▶ _TAREA ESCRITA A_
Transcriba nuevamente el fragmento sobre la caída del peso argentino, todo lo que va desde "El desencadenante de" hasta "cerca de un 14%.", y sustituya "tormenta" por "turbulencia".

▶ _FRAGMENTO_
'''

Por eso, esta semana, cuando el peso argentino volvió a hundirse, cuando su depreciación fue la más alta del continente, cuando el Banco Central debió vender 6.000 millones de dólares de reservas sin lograr contener el alza del dólar, cuando la revista Forbes titulaba: “Es tiempo de huir rápido de la Argentina”, todos los miedos volvieron a instalarse en el corazón de los habitantes del país. Y el miedo, se sabe, no es un componente que ayude demasiado a superar una situación así.

El desencadenante de la tormenta fue la decisión de la Reserva Federal de subir la tasa de los bonos del Tesoro norteamericano. Eso produjo una fuga de fondos de todo el mundo hacia Wall Street. Los principales inversores se despojaron de sus tenencias en moneda extranjeras y muchas de ellas se devaluaron. Pero ninguna como la Argentina: el peso cayó en pocos días cerca de un 14%.

El castigo extra obedece a dos razones. Una de ellas es coyuntural: en el mismo momento en que subía la tasa de los bonos norteamericanos, la Argentina aplicaba un impuesto a las inversiones financieras. A los jóvenes de Wall Street esto no les gusta, como se puede ver. La segunda causa del castigo extra es estructural. La Argentina tiene enormes déficit fiscales y comerciales y los financia con deuda. Por ende, su vulnerabilidad es mayor que el resto de los países de la región. La salida de capitales fue, entonces, aluvional. Y el peso se devaluó violentamente.

'''

▶ _MATERIAL DE TRABAJO_
'''

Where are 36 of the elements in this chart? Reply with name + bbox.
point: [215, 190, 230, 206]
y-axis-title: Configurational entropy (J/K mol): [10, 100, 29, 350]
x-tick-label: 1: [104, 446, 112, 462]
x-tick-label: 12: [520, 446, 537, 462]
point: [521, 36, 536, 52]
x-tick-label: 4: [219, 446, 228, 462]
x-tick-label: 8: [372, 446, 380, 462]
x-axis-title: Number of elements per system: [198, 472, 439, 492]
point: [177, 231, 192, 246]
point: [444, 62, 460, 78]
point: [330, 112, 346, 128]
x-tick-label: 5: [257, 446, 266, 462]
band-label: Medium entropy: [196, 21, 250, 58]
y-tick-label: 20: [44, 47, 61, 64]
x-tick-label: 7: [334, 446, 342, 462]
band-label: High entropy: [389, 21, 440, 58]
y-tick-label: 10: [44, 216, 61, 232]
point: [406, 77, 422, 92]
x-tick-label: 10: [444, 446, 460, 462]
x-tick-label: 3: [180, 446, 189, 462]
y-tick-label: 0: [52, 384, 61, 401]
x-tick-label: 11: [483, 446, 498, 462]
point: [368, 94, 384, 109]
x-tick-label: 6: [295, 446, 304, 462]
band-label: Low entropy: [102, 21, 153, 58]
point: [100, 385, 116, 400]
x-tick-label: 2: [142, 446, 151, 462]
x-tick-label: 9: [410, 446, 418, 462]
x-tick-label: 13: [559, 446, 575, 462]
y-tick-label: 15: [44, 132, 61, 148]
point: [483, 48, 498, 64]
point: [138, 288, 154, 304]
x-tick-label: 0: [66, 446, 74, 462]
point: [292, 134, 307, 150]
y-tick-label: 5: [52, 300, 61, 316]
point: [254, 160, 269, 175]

'''
'''

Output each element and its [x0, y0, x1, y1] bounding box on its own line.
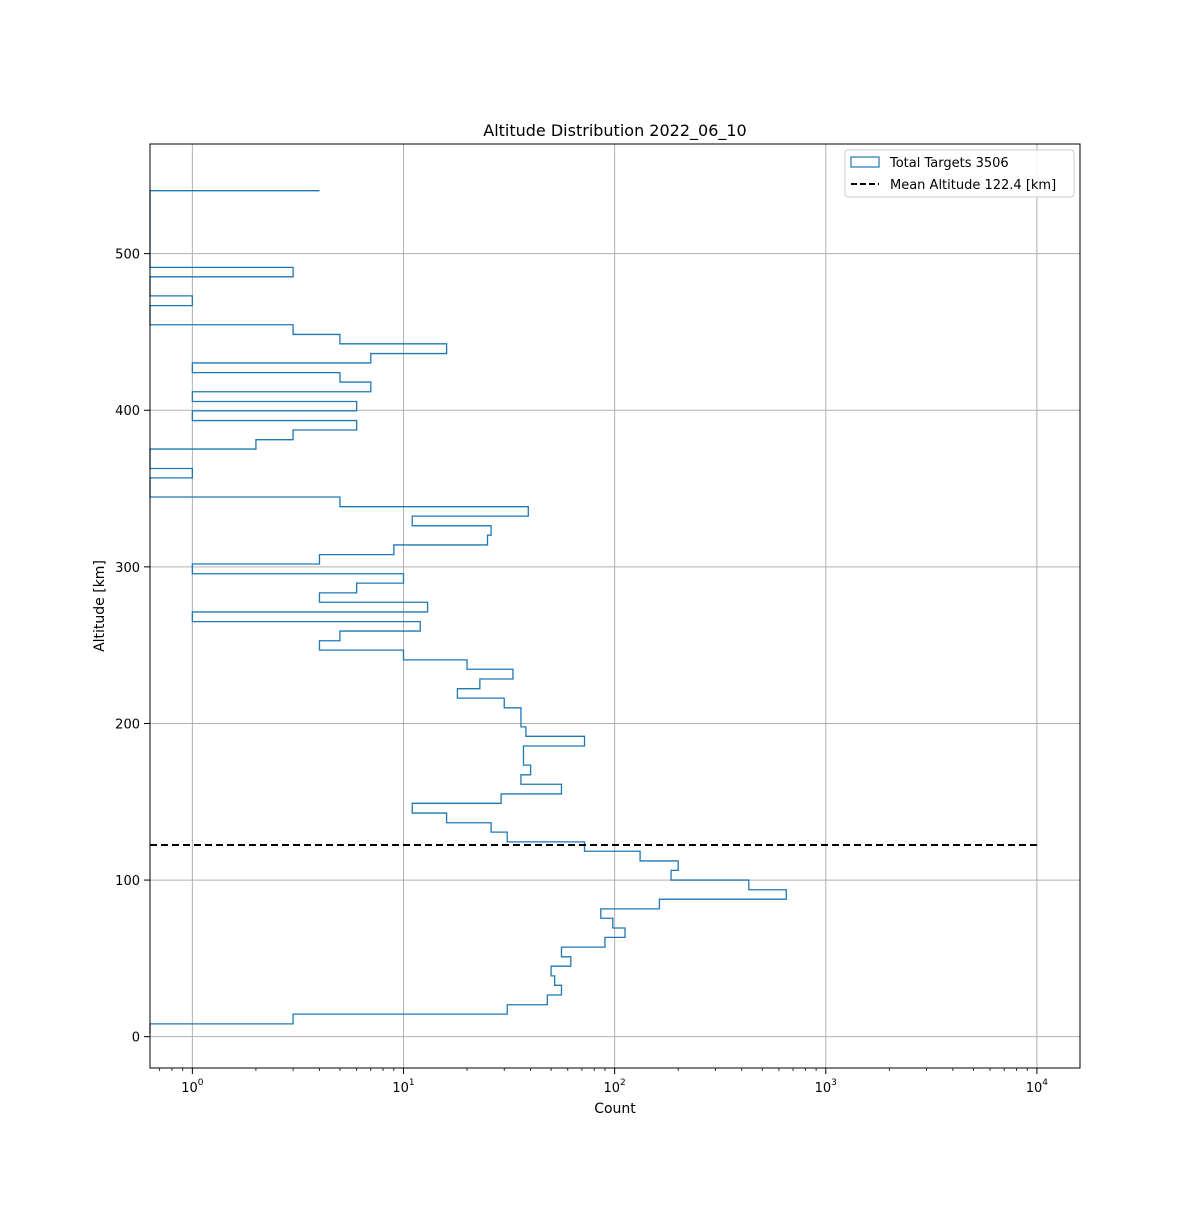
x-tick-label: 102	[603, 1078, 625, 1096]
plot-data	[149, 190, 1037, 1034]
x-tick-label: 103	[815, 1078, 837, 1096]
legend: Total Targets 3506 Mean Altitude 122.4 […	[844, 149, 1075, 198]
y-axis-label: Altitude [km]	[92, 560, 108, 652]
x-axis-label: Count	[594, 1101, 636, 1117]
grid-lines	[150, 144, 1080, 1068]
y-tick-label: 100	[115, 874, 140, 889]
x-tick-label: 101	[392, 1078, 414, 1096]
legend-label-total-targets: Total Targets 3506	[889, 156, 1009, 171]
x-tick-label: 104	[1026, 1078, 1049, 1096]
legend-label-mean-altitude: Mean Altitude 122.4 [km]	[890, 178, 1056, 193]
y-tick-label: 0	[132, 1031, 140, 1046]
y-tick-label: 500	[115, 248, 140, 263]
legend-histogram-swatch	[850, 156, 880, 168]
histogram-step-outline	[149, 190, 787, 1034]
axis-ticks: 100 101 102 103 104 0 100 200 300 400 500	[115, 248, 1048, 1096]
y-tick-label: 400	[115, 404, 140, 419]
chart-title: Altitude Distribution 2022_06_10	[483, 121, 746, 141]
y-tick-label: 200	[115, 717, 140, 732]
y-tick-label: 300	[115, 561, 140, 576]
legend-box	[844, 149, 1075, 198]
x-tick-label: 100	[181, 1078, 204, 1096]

'''

▶ _TAREA ESCRITA B_
Extraiga de los registros cada línea que contenga la cadena "title". Se distinguen mayúsculas y minúsculas.

▶ _RESPUESTA COMPLETA A_
El desencadenante de la turbulencia fue la decisión de la Reserva Federal de subir la tasa de los bonos del Tesoro norteamericano. Eso produjo una fuga de fondos de todo el mundo hacia Wall Street. Los principales inversores se despojaron de sus tenencias en moneda extranjeras y muchas de ellas se devaluaron. Pero ninguna como la Argentina: el peso cayó en pocos días cerca de un 14%.

▶ _RESPUESTA COMPLETA B_
y-axis-title: Configurational entropy (J/K mol): [10, 100, 29, 350]
x-axis-title: Number of elements per system: [198, 472, 439, 492]
chart-title: Altitude Distribution 2022_06_10	[483, 121, 746, 141]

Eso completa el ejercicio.